Stored data
_ _ _
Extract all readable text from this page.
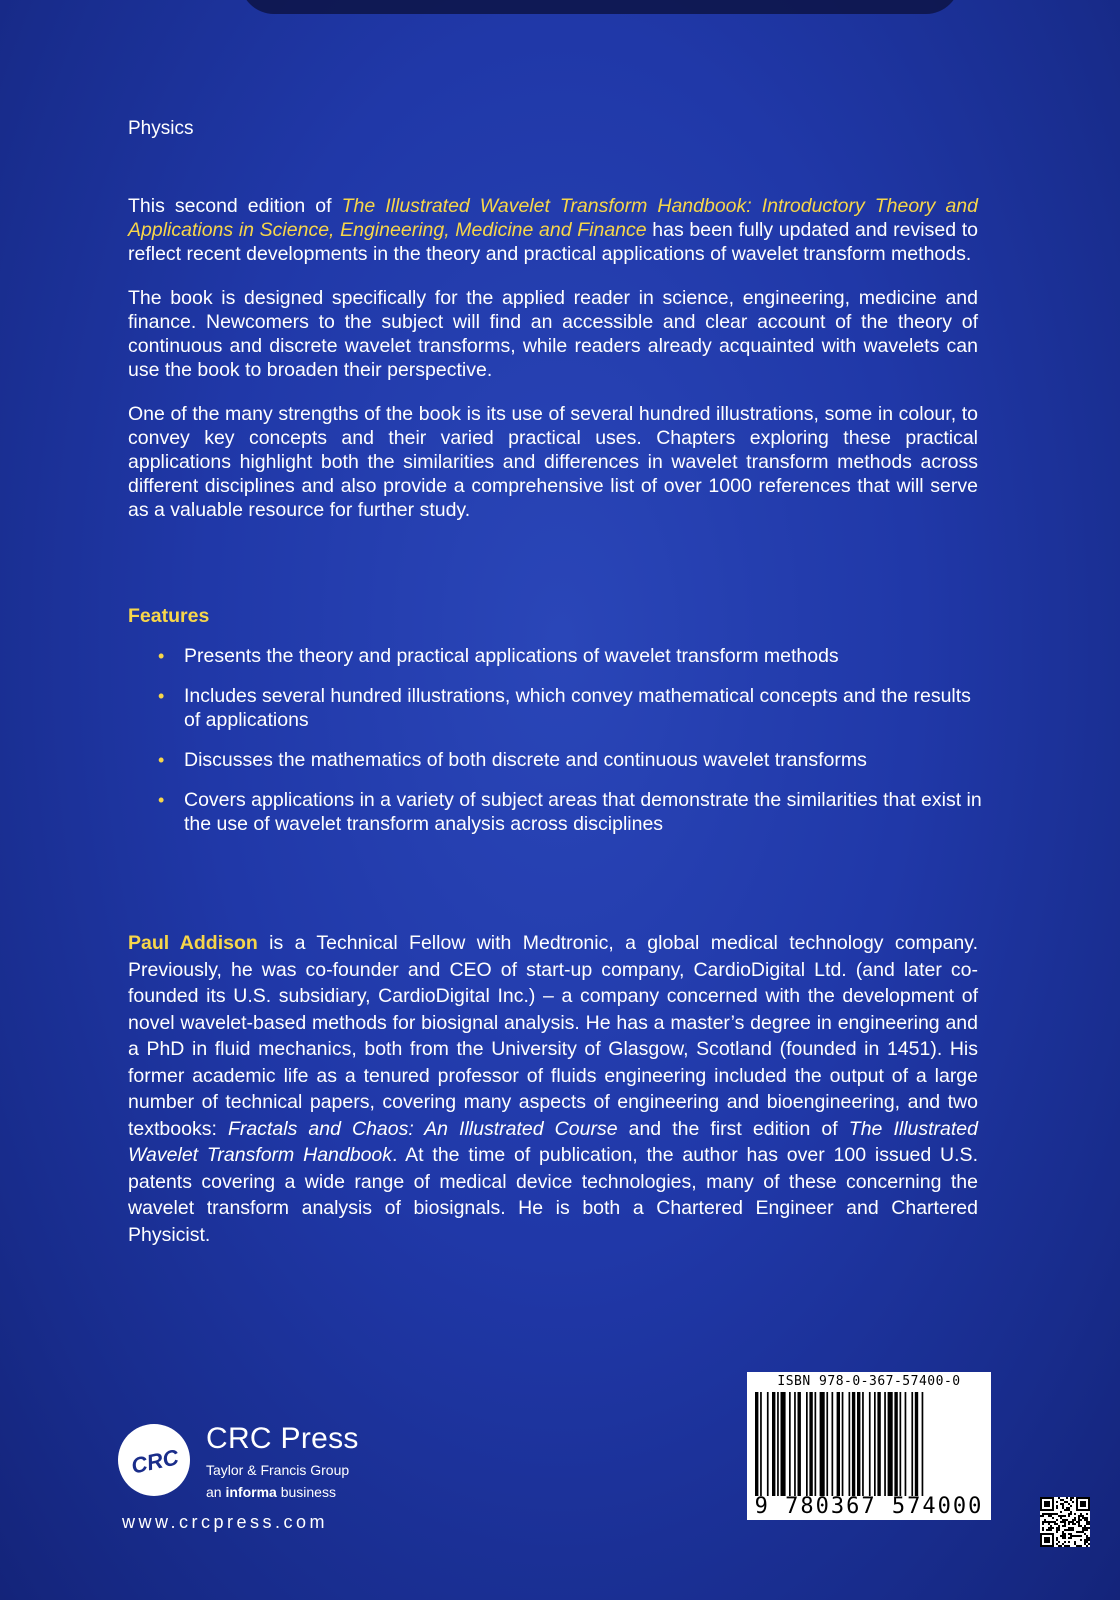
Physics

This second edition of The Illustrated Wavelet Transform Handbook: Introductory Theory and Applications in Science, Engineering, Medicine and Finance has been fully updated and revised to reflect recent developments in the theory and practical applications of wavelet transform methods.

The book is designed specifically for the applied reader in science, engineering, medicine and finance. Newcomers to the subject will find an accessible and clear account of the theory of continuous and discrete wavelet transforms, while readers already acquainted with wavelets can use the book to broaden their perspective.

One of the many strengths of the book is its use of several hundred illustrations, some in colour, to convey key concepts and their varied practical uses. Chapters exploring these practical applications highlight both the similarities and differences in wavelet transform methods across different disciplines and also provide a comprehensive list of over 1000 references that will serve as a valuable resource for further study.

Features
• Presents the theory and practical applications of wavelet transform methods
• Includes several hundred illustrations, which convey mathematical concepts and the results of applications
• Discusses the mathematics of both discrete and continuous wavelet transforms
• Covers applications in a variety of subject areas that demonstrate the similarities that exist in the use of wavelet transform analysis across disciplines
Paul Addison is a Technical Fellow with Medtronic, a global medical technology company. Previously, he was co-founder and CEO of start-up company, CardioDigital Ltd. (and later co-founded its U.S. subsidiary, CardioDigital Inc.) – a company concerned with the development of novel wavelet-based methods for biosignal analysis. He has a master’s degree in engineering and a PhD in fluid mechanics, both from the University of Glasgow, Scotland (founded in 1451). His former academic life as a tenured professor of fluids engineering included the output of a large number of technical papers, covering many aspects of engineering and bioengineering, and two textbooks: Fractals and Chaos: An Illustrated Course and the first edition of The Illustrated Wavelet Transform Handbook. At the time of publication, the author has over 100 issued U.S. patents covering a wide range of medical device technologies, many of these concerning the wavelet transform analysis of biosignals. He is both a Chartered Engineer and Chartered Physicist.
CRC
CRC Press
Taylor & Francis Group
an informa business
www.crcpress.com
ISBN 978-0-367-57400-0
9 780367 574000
_ _ _
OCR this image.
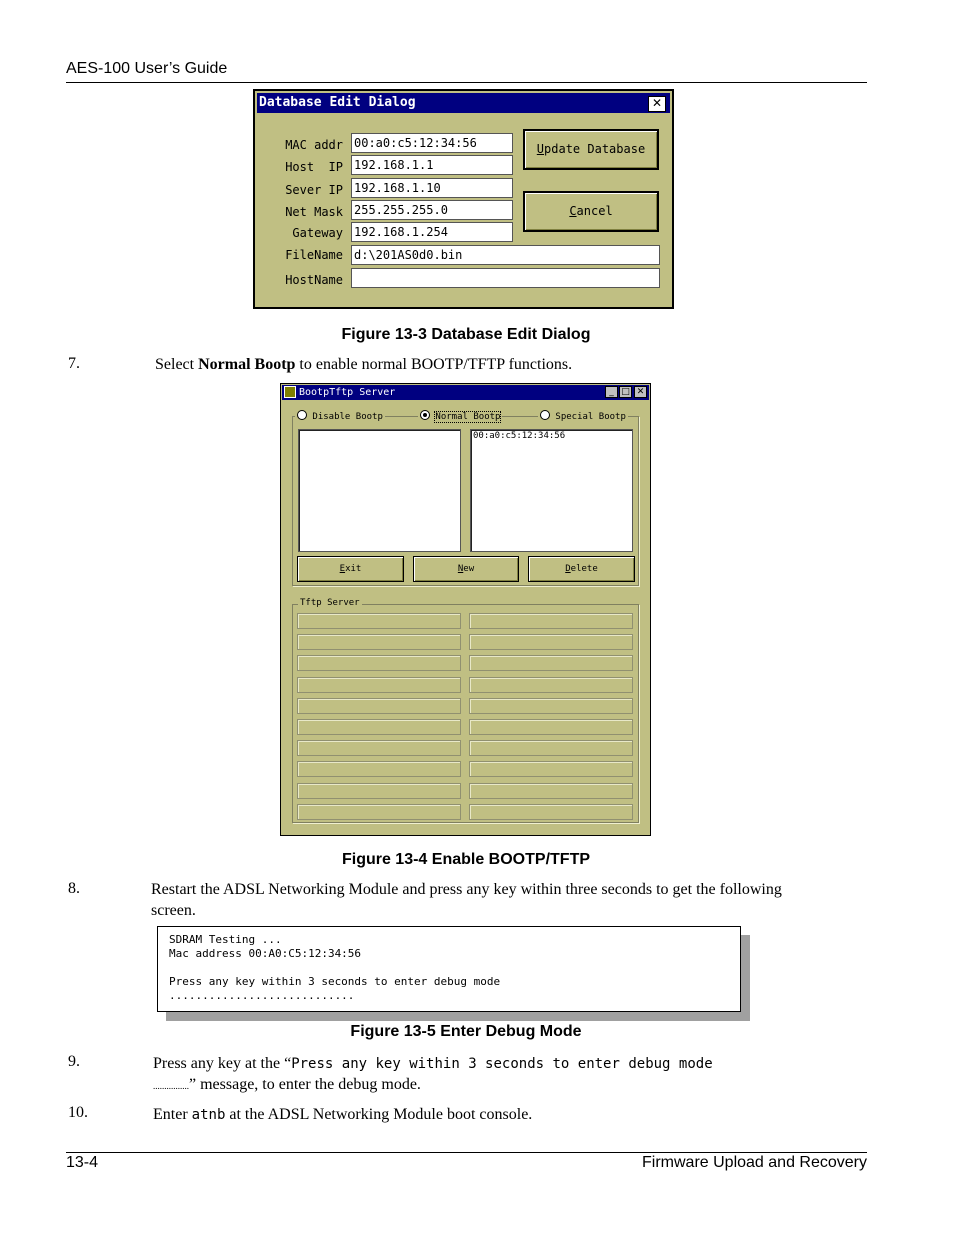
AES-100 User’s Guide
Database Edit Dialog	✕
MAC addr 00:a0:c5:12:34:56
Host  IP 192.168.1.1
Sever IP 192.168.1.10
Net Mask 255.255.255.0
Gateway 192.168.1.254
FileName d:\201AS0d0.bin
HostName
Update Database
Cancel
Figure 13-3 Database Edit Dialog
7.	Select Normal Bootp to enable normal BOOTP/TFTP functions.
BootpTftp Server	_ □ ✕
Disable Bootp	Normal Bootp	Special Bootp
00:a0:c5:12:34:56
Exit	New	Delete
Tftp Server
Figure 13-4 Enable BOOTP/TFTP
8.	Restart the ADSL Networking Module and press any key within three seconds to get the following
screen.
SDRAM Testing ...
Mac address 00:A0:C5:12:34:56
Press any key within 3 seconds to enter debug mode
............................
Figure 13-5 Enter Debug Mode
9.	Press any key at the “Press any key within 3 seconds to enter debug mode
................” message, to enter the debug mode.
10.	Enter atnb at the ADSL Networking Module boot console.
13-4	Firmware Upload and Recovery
_ _ _
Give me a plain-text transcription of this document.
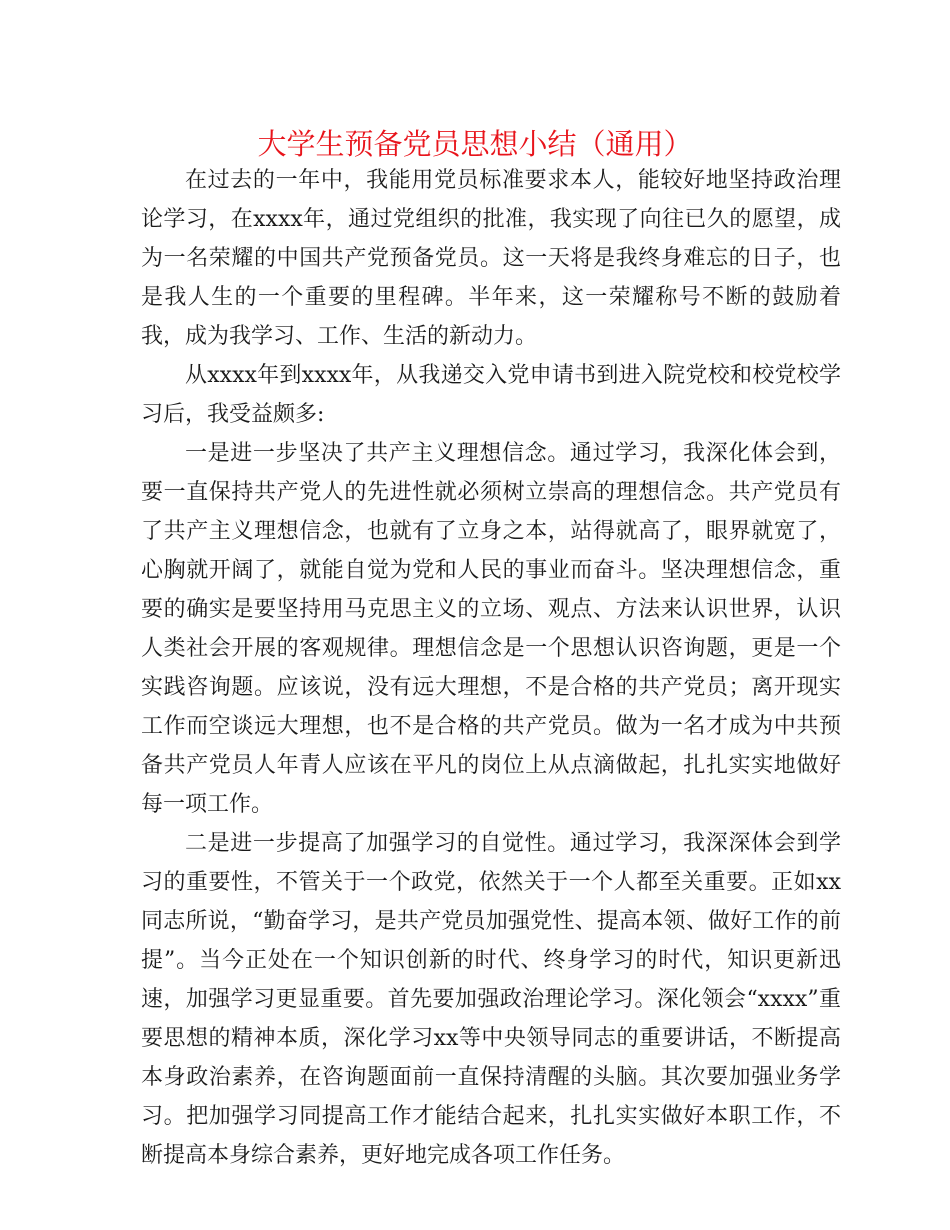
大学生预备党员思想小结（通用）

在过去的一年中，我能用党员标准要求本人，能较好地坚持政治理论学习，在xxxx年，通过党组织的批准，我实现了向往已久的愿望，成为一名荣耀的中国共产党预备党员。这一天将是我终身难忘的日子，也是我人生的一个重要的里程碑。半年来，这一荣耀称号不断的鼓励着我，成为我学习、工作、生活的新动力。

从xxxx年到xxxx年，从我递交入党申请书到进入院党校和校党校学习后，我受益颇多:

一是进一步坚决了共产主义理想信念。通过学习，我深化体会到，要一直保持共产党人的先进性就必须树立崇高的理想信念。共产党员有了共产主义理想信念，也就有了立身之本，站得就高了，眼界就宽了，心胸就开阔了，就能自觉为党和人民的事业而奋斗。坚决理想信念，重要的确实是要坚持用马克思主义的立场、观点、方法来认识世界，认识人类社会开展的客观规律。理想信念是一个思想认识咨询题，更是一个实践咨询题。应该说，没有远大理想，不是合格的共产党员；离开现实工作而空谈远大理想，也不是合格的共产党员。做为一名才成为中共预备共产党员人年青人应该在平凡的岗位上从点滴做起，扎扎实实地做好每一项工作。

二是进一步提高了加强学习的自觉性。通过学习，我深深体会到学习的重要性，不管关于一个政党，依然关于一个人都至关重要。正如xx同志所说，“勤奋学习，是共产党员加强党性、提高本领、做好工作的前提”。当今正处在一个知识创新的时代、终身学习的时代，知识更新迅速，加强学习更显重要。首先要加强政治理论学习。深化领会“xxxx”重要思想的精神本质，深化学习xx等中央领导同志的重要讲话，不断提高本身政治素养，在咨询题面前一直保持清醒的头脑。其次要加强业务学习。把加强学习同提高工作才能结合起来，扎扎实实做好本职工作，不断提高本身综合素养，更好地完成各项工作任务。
_ _ _
◆ **Goal**: In the entries above, find each line with the word "continuous" and show it.

◆ **The solution**:
The book is designed specifically for the applied reader in science, engineering, medicine and finance. Newcomers to the subject will find an accessible and clear account of the theory of continuous and discrete wavelet transforms, while readers already acquainted with wavelets can use the book to broaden their perspective.
• Discusses the mathematics of both discrete and continuous wavelet transforms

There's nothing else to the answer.